___ Brano fornito
La prima vigna Riccardo l’ha presa nel 2017. Non so quanti anni avesse allora, ma di sicuro erano molto pochi, e comunque era fresco di studi universitari in viticoltura ed enologia. Adesso ha messo a segno anche il progetto di avere una cantinetta tutta sua, smettendo di farsi ospitare in casa d’altri per fare i vini. Di ettari ne ha tre, di cui due e mezzo in produzione. Vengono dal recupero di terreni già vitati in passati, ma poi abbandonati. Sono tutti sulla Serra. A Bollengo coltiva il nebbiolo, a Palazzo Canavese la barbera e l’erbaluce. Siccome del suo Erbaluce e degli esperimenti che ci sta facendo sopra ne ho già parlato, qui mi concentro sui suoi rossi, il Ne Ba Ner, l’Ambiziosa e il Canavese Nebbiolo. Attenzione, due vini su tre sono in anteprima. Ma voi datemi retta e prenotateli già, se Riccardo accetta le prenotazioni.
______
*Breve compito*:
Riprendi il brano sulle vigne di Riccardo e sui suoi vini rossi, e continualo subito dopo la sua ultima frase. I record sono materiale a sé, distinto dal brano.
___ Contenuto del dataset
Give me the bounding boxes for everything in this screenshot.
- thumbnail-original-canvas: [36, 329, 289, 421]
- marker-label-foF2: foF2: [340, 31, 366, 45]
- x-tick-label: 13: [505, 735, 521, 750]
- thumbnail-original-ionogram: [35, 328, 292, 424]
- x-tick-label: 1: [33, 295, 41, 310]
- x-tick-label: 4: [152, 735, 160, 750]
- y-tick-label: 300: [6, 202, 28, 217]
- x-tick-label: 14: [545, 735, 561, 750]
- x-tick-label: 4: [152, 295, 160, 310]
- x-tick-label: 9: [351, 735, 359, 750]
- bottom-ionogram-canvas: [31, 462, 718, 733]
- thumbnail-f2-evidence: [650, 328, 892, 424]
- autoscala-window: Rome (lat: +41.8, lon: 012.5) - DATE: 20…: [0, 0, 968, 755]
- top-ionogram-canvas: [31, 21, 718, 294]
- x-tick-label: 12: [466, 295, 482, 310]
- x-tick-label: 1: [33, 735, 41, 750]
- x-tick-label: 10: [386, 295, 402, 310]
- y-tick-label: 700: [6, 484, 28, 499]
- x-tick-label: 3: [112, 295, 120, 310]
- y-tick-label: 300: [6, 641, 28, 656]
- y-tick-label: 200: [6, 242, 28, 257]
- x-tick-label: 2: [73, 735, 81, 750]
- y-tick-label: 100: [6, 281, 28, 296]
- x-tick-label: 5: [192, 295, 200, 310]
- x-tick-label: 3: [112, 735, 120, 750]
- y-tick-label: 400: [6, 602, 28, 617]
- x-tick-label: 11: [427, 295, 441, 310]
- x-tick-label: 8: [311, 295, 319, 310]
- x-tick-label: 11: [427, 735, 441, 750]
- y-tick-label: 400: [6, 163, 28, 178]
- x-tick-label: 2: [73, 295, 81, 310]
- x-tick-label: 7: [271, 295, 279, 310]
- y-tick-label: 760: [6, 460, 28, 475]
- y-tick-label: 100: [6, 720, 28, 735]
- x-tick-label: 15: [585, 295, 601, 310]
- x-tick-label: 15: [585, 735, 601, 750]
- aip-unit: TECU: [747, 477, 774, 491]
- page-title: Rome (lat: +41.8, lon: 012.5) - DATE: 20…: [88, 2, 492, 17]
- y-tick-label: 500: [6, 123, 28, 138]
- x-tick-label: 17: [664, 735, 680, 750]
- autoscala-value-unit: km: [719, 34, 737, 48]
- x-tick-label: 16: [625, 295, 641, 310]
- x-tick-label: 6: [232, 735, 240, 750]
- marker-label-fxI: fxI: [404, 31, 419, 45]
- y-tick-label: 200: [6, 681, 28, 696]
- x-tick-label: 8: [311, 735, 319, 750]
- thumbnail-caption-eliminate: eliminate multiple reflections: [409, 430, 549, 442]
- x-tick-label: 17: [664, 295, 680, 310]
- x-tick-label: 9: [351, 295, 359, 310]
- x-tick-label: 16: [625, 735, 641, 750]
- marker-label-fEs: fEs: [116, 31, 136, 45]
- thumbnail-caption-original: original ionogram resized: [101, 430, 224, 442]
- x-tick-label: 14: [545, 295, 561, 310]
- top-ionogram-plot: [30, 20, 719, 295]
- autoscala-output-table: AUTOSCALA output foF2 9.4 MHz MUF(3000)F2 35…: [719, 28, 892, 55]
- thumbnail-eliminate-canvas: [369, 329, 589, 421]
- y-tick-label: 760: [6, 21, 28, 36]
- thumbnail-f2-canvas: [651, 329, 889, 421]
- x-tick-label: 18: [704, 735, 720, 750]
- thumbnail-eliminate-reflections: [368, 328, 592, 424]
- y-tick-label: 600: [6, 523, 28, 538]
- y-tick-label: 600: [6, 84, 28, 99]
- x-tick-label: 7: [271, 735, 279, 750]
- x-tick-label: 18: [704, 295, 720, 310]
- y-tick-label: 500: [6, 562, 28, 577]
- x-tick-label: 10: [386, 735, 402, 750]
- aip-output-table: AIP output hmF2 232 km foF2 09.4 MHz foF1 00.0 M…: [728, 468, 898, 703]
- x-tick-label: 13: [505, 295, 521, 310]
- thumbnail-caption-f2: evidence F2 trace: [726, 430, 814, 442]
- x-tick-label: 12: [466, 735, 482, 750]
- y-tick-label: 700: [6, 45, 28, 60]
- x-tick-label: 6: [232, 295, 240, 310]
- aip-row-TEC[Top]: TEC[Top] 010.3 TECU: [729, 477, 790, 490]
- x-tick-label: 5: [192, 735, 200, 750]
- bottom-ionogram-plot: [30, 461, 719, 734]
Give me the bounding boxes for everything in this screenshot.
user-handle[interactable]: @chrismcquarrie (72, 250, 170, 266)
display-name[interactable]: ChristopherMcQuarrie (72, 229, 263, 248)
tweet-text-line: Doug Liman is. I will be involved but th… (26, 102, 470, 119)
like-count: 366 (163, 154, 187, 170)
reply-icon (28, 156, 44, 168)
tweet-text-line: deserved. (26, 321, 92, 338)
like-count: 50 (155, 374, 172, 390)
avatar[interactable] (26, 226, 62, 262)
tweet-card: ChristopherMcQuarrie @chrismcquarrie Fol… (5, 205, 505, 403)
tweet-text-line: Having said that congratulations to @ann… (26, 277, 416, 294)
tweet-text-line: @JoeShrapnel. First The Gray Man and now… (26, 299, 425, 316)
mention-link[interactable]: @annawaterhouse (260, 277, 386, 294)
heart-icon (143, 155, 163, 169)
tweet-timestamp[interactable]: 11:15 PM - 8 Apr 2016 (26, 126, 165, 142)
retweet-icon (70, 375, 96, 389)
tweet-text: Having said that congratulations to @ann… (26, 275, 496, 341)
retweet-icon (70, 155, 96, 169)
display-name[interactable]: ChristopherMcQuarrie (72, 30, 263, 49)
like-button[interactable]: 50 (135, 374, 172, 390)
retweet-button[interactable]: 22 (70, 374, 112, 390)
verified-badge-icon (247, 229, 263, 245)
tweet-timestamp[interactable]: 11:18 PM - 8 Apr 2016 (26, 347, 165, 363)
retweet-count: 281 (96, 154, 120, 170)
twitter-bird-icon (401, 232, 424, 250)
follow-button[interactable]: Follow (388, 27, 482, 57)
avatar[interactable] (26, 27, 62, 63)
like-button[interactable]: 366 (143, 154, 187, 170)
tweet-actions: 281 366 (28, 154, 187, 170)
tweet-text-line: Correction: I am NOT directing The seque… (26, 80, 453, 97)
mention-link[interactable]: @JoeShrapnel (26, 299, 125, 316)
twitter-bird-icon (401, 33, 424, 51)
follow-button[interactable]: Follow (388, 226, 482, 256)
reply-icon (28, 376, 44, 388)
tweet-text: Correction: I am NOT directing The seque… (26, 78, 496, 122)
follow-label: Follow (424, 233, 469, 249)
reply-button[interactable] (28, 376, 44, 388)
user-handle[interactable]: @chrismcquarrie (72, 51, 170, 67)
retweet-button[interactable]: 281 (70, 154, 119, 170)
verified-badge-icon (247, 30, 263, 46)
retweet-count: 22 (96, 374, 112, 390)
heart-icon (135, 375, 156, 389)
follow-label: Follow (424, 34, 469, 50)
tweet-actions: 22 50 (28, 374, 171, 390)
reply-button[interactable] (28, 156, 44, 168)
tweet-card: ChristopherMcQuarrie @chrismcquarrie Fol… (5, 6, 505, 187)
______
*Esito dell'esercizio*:
Vino Rosso Ne Ba Ner 2021 Kalamass. Dall’acronimo Ne Ba Ner è facile capire che il vino viene da uve di nebbiolo, barbera e neretto. Rappresentano rispettivamente il venti, il sessanta e ancora il venti dell’uvaggio. Fanno parte di una vigna nella quale le tre varietà erano già piantate insieme, un po’ alla rinfusa, come succedeva una volta. “È il vino che voglio tenere più fresco, più beverino” dice lui, ma quando un piemontese vi parla di un vino beverino dovete comunque mettere in conto una certa struttura. Fa solo acciaio, vinificazione coi raspi. Sfoggia un luminoso colore rubino brillante innervato da tracce porporine. Chi mi conosce, sa che i vini luminosi mi dispongono bene. Ha così tanti fiori che se ce l’avessi avuto in un bicchiere scuro, dai profumi avrei potuto passarlo per un vino bianco. In bocca no, in bocca è un rosso ineluttabilmente piemontese, con quel tannino fremente che gratta sul palato. Sul fondo, indovinate un po’ che c’è? Ma il sale – chiaro! – trattandosi di un vino di morena. Anzi, tannino e sale è come giocassero a rimpiattino. (91/100)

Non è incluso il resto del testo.